*Request:*
Set down the material once more, exactly as it appears.
* BEGIN Exercise inputs *
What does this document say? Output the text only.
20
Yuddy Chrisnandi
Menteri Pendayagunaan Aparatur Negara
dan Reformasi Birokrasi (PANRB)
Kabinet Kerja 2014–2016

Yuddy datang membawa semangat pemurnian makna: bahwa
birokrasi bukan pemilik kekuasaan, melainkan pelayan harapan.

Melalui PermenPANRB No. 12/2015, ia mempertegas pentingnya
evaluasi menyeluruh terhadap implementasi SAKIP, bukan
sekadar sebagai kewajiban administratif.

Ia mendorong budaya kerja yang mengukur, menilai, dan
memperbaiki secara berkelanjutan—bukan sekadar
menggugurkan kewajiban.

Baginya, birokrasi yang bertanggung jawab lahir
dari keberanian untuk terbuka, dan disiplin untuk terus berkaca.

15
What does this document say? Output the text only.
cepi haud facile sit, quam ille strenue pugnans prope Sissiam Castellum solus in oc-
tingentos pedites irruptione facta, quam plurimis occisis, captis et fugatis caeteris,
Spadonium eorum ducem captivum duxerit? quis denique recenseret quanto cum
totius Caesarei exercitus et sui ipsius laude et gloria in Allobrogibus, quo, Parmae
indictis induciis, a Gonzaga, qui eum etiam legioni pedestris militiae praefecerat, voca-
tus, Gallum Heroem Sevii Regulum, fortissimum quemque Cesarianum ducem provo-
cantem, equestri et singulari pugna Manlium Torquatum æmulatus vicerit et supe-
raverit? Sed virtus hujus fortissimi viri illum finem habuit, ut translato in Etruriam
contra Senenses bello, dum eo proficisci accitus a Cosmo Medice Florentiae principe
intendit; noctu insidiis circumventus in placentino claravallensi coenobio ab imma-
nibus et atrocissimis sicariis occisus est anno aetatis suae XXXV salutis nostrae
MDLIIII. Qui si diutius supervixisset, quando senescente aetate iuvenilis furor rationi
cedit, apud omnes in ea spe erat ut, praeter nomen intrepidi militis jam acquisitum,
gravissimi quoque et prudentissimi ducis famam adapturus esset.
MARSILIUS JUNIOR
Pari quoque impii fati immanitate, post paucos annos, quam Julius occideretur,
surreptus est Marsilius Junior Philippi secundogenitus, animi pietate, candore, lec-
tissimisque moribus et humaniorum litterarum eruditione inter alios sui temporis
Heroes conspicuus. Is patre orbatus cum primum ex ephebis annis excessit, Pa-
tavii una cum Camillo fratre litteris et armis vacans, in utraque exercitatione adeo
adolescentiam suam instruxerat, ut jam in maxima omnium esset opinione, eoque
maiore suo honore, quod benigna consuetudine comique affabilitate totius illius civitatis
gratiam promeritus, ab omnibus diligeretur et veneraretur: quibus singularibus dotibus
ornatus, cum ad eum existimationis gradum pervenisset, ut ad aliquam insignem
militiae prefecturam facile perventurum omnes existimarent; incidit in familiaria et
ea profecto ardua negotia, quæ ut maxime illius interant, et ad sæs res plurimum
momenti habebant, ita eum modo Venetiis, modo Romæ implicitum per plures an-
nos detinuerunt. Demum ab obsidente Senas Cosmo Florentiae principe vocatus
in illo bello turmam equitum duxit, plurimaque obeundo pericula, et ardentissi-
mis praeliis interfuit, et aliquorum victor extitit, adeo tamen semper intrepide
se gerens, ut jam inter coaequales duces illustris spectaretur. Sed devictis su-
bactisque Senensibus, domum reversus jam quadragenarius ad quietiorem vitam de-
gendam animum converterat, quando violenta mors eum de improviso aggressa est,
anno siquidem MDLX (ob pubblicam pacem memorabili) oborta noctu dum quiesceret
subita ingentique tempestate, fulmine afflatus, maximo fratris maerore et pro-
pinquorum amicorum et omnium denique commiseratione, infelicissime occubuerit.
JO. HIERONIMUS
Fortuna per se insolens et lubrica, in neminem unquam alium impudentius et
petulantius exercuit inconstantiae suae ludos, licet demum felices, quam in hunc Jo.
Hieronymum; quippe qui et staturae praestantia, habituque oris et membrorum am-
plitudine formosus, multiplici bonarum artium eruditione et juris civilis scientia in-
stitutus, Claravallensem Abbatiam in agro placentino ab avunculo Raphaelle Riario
* END Exercise inputs *
*Expected output:*
What does this document say? Output the text only.
20
Yuddy Chrisnandi
Menteri Pendayagunaan Aparatur Negara
dan Reformasi Birokrasi (PANRB)
Kabinet Kerja 2014–2016

Yuddy datang membawa semangat pemurnian makna: bahwa
birokrasi bukan pemilik kekuasaan, melainkan pelayan harapan.

Melalui PermenPANRB No. 12/2015, ia mempertegas pentingnya
evaluasi menyeluruh terhadap implementasi SAKIP, bukan
sekadar sebagai kewajiban administratif.

Ia mendorong budaya kerja yang mengukur, menilai, dan
memperbaiki secara berkelanjutan—bukan sekadar
menggugurkan kewajiban.

Baginya, birokrasi yang bertanggung jawab lahir
dari keberanian untuk terbuka, dan disiplin untuk terus berkaca.

15
What does this document say? Output the text only.
cepi haud facile sit, quam ille strenue pugnans prope Sissiam Castellum solus in oc-
tingentos pedites irruptione facta, quam plurimis occisis, captis et fugatis caeteris,
Spadonium eorum ducem captivum duxerit? quis denique recenseret quanto cum
totius Caesarei exercitus et sui ipsius laude et gloria in Allobrogibus, quo, Parmae
indictis induciis, a Gonzaga, qui eum etiam legioni pedestris militiae praefecerat, voca-
tus, Gallum Heroem Sevii Regulum, fortissimum quemque Cesarianum ducem provo-
cantem, equestri et singulari pugna Manlium Torquatum æmulatus vicerit et supe-
raverit? Sed virtus hujus fortissimi viri illum finem habuit, ut translato in Etruriam
contra Senenses bello, dum eo proficisci accitus a Cosmo Medice Florentiae principe
intendit; noctu insidiis circumventus in placentino claravallensi coenobio ab imma-
nibus et atrocissimis sicariis occisus est anno aetatis suae XXXV salutis nostrae
MDLIIII. Qui si diutius supervixisset, quando senescente aetate iuvenilis furor rationi
cedit, apud omnes in ea spe erat ut, praeter nomen intrepidi militis jam acquisitum,
gravissimi quoque et prudentissimi ducis famam adapturus esset.
MARSILIUS JUNIOR
Pari quoque impii fati immanitate, post paucos annos, quam Julius occideretur,
surreptus est Marsilius Junior Philippi secundogenitus, animi pietate, candore, lec-
tissimisque moribus et humaniorum litterarum eruditione inter alios sui temporis
Heroes conspicuus. Is patre orbatus cum primum ex ephebis annis excessit, Pa-
tavii una cum Camillo fratre litteris et armis vacans, in utraque exercitatione adeo
adolescentiam suam instruxerat, ut jam in maxima omnium esset opinione, eoque
maiore suo honore, quod benigna consuetudine comique affabilitate totius illius civitatis
gratiam promeritus, ab omnibus diligeretur et veneraretur: quibus singularibus dotibus
ornatus, cum ad eum existimationis gradum pervenisset, ut ad aliquam insignem
militiae prefecturam facile perventurum omnes existimarent; incidit in familiaria et
ea profecto ardua negotia, quæ ut maxime illius interant, et ad sæs res plurimum
momenti habebant, ita eum modo Venetiis, modo Romæ implicitum per plures an-
nos detinuerunt. Demum ab obsidente Senas Cosmo Florentiae principe vocatus
in illo bello turmam equitum duxit, plurimaque obeundo pericula, et ardentissi-
mis praeliis interfuit, et aliquorum victor extitit, adeo tamen semper intrepide
se gerens, ut jam inter coaequales duces illustris spectaretur. Sed devictis su-
bactisque Senensibus, domum reversus jam quadragenarius ad quietiorem vitam de-
gendam animum converterat, quando violenta mors eum de improviso aggressa est,
anno siquidem MDLX (ob pubblicam pacem memorabili) oborta noctu dum quiesceret
subita ingentique tempestate, fulmine afflatus, maximo fratris maerore et pro-
pinquorum amicorum et omnium denique commiseratione, infelicissime occubuerit.
JO. HIERONIMUS
Fortuna per se insolens et lubrica, in neminem unquam alium impudentius et
petulantius exercuit inconstantiae suae ludos, licet demum felices, quam in hunc Jo.
Hieronymum; quippe qui et staturae praestantia, habituque oris et membrorum am-
plitudine formosus, multiplici bonarum artium eruditione et juris civilis scientia in-
stitutus, Claravallensem Abbatiam in agro placentino ab avunculo Raphaelle Riario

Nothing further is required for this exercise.